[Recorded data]
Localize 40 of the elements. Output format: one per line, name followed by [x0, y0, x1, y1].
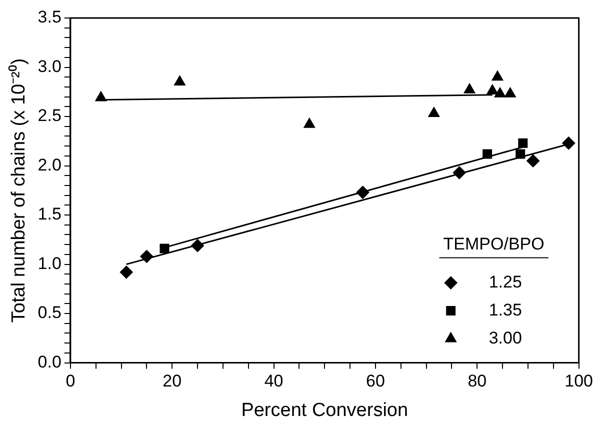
- y-tick-label: 1.5: [38, 204, 62, 224]
- y-tick-label: 2.0: [38, 155, 62, 174]
- x-tick-label: 40: [264, 372, 284, 391]
- point: [482, 149, 492, 159]
- point: [516, 149, 526, 159]
- point: [304, 118, 316, 128]
- y-tick-label: 0.0: [38, 352, 62, 372]
- point: [140, 250, 154, 263]
- legend-label: 3.00: [488, 328, 522, 348]
- y-tick-label: 3.0: [38, 56, 62, 76]
- legend-label: 1.35: [488, 300, 522, 320]
- x-tick-label: 80: [468, 372, 487, 391]
- x-tick-label: 20: [162, 372, 182, 391]
- y-tick-label: 0.5: [38, 303, 62, 322]
- point: [492, 70, 504, 81]
- point: [494, 87, 506, 98]
- legend-title: TEMPO/BPO: [443, 234, 544, 254]
- point: [174, 76, 186, 86]
- point: [95, 91, 107, 102]
- y-tick-label: 3.5: [38, 8, 62, 27]
- point: [191, 239, 204, 252]
- point: [356, 186, 370, 199]
- x-tick-label: 0: [66, 372, 76, 391]
- point: [452, 166, 466, 180]
- point: [160, 244, 170, 254]
- x-tick-label: 60: [366, 372, 385, 391]
- point: [562, 136, 576, 150]
- point: [486, 84, 498, 94]
- y-axis-title: Total number of chains (x 10⁻²⁰): [8, 58, 30, 323]
- point: [504, 87, 516, 98]
- point: [518, 138, 528, 148]
- point: [526, 154, 540, 168]
- point: [464, 83, 476, 94]
- legend-label: 1.25: [488, 272, 522, 292]
- point: [120, 266, 133, 279]
- point: [428, 107, 440, 118]
- y-tick-label: 1.0: [38, 254, 62, 273]
- y-tick-label: 2.5: [38, 106, 62, 126]
- x-axis-title: Percent Conversion: [241, 400, 408, 421]
- x-tick-label: 100: [564, 372, 594, 391]
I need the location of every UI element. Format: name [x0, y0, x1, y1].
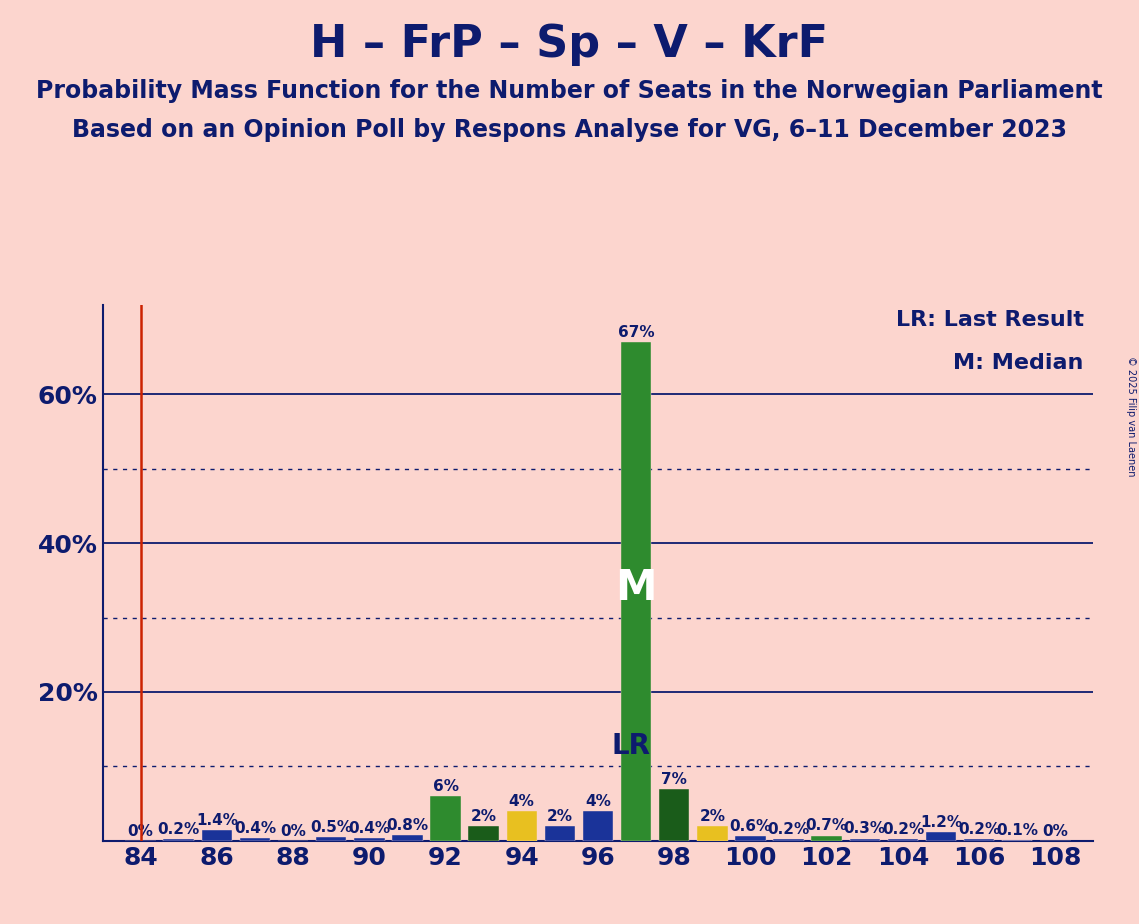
- Text: 0.4%: 0.4%: [233, 821, 276, 835]
- Text: 67%: 67%: [617, 325, 655, 340]
- Bar: [468, 826, 499, 841]
- Text: Based on an Opinion Poll by Respons Analyse for VG, 6–11 December 2023: Based on an Opinion Poll by Respons Anal…: [72, 118, 1067, 142]
- Bar: [964, 839, 994, 841]
- Bar: [164, 839, 194, 841]
- Text: 2%: 2%: [699, 808, 726, 823]
- Text: 0%: 0%: [1042, 823, 1068, 839]
- Text: 2%: 2%: [470, 808, 497, 823]
- Text: 0.2%: 0.2%: [958, 822, 1000, 837]
- Text: LR: Last Result: LR: Last Result: [895, 310, 1083, 330]
- Bar: [697, 826, 728, 841]
- Text: 0.2%: 0.2%: [157, 822, 199, 837]
- Text: 1.2%: 1.2%: [920, 815, 962, 830]
- Bar: [316, 837, 346, 841]
- Bar: [850, 839, 880, 841]
- Bar: [507, 811, 536, 841]
- Bar: [773, 839, 804, 841]
- Bar: [431, 796, 461, 841]
- Text: 0%: 0%: [280, 823, 306, 839]
- Text: Probability Mass Function for the Number of Seats in the Norwegian Parliament: Probability Mass Function for the Number…: [36, 79, 1103, 103]
- Text: © 2025 Filip van Laenen: © 2025 Filip van Laenen: [1125, 356, 1136, 476]
- Text: 1.4%: 1.4%: [196, 813, 238, 828]
- Text: M: M: [615, 566, 657, 609]
- Text: 0.2%: 0.2%: [768, 822, 810, 837]
- Text: 0.5%: 0.5%: [310, 820, 352, 835]
- Text: 7%: 7%: [662, 772, 687, 786]
- Bar: [621, 342, 652, 841]
- Bar: [544, 826, 575, 841]
- Bar: [811, 835, 842, 841]
- Text: 2%: 2%: [547, 808, 573, 823]
- Bar: [735, 836, 765, 841]
- Bar: [926, 832, 957, 841]
- Text: M: Median: M: Median: [953, 353, 1083, 373]
- Text: 0.8%: 0.8%: [386, 818, 428, 833]
- Bar: [239, 838, 270, 841]
- Bar: [659, 789, 689, 841]
- Text: 0%: 0%: [128, 823, 154, 839]
- Bar: [354, 838, 385, 841]
- Text: 0.3%: 0.3%: [844, 821, 886, 836]
- Bar: [583, 811, 613, 841]
- Text: 0.2%: 0.2%: [882, 822, 924, 837]
- Text: 0.4%: 0.4%: [349, 821, 391, 835]
- Text: 0.6%: 0.6%: [729, 820, 771, 834]
- Text: 4%: 4%: [509, 794, 534, 808]
- Text: 0.1%: 0.1%: [997, 823, 1039, 838]
- Text: LR: LR: [612, 733, 650, 760]
- Text: 6%: 6%: [433, 779, 459, 794]
- Text: H – FrP – Sp – V – KrF: H – FrP – Sp – V – KrF: [311, 23, 828, 67]
- Bar: [887, 839, 918, 841]
- Bar: [202, 831, 232, 841]
- Text: 0.7%: 0.7%: [805, 819, 847, 833]
- Bar: [392, 835, 423, 841]
- Text: 4%: 4%: [585, 794, 611, 808]
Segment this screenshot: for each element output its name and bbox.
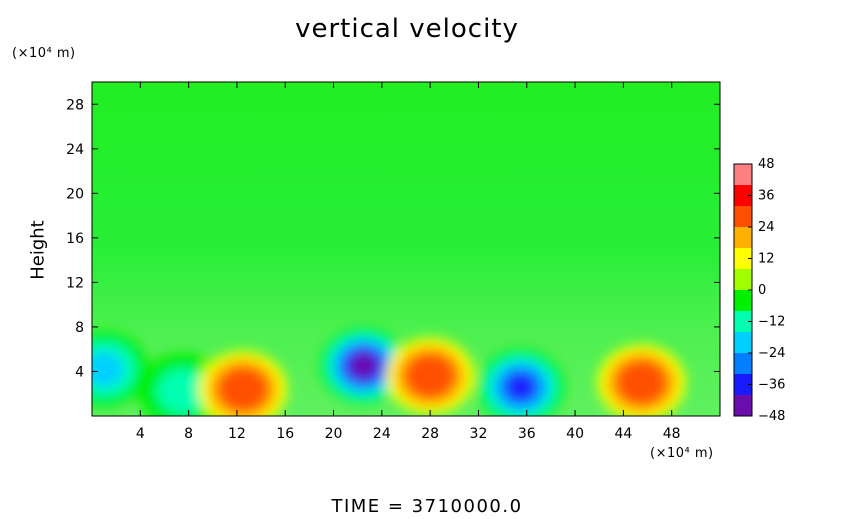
y-tick-label-28: 28 [66,97,84,113]
velocity-level-6-3 [624,367,659,399]
colorbar-label--24: −24 [758,346,785,361]
x-axis-unit-label: (×10⁴ m) [650,446,714,461]
colorbar-swatch-11 [734,164,752,185]
y-tick-label-8: 8 [75,320,84,336]
colorbar-swatch-3 [734,332,752,353]
x-tick-label-12: 12 [228,426,246,442]
velocity-cell-4 [386,337,475,414]
velocity-level-3-5 [349,352,378,379]
colorbar-label--48: −48 [758,409,785,424]
y-tick-label-4: 4 [75,364,84,380]
chart-title: vertical velocity [295,14,519,44]
colorbar-swatch-7 [734,248,752,269]
x-tick-label-36: 36 [518,426,536,442]
velocity-level-0-2 [92,351,125,388]
colorbar-label-36: 36 [758,189,775,204]
y-tick-label-24: 24 [66,142,84,158]
colorbar-swatch-4 [734,311,752,332]
colorbar-label-0: 0 [758,283,766,298]
plot-frame [91,81,721,417]
colorbar-label--12: −12 [758,315,785,330]
colorbar-swatch-8 [734,227,752,248]
colorbar-label--36: −36 [758,378,785,393]
velocity-level-1-1 [156,368,209,415]
colorbar-swatch-1 [734,374,752,395]
x-tick-label-40: 40 [566,426,584,442]
velocity-cell-5 [476,349,565,416]
colorbar-swatch-10 [734,185,752,206]
velocity-cell-0 [92,331,149,408]
x-tick-label-48: 48 [663,426,681,442]
plot-area [92,82,720,416]
x-tick-label-24: 24 [373,426,391,442]
colorbar-label-12: 12 [758,252,775,267]
time-footer: TIME = 3710000.0 [331,496,523,517]
y-axis-unit-label: (×10⁴ m) [12,46,76,61]
x-tick-label-32: 32 [470,426,488,442]
velocity-cell-2 [198,351,287,416]
velocity-level-2-3 [225,373,260,405]
colorbar-swatch-5 [734,290,752,311]
colorbar-swatch-6 [734,269,752,290]
velocity-cell-6 [597,344,686,416]
colorbar-swatch-2 [734,353,752,374]
colorbar-label-24: 24 [758,220,775,235]
velocity-level-5-4 [505,373,536,402]
x-tick-label-44: 44 [614,426,632,442]
colorbar-swatch-9 [734,206,752,227]
colorbar-label-48: 48 [758,157,775,172]
x-tick-label-4: 4 [136,426,145,442]
y-tick-label-20: 20 [66,186,84,202]
y-tick-label-12: 12 [66,275,84,291]
x-tick-label-16: 16 [276,426,294,442]
y-tick-label-16: 16 [66,231,84,247]
velocity-level-4-3 [413,360,448,392]
x-tick-label-20: 20 [325,426,343,442]
x-tick-label-28: 28 [421,426,439,442]
x-tick-label-8: 8 [184,426,193,442]
velocity-cell-3 [319,327,408,404]
colorbar-swatch-0 [734,395,752,416]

Instruction: Report how many lines in the entries above contain the string "axis", treating uppercase and lowercase as different. Give only the number.

Output of the exercise: 4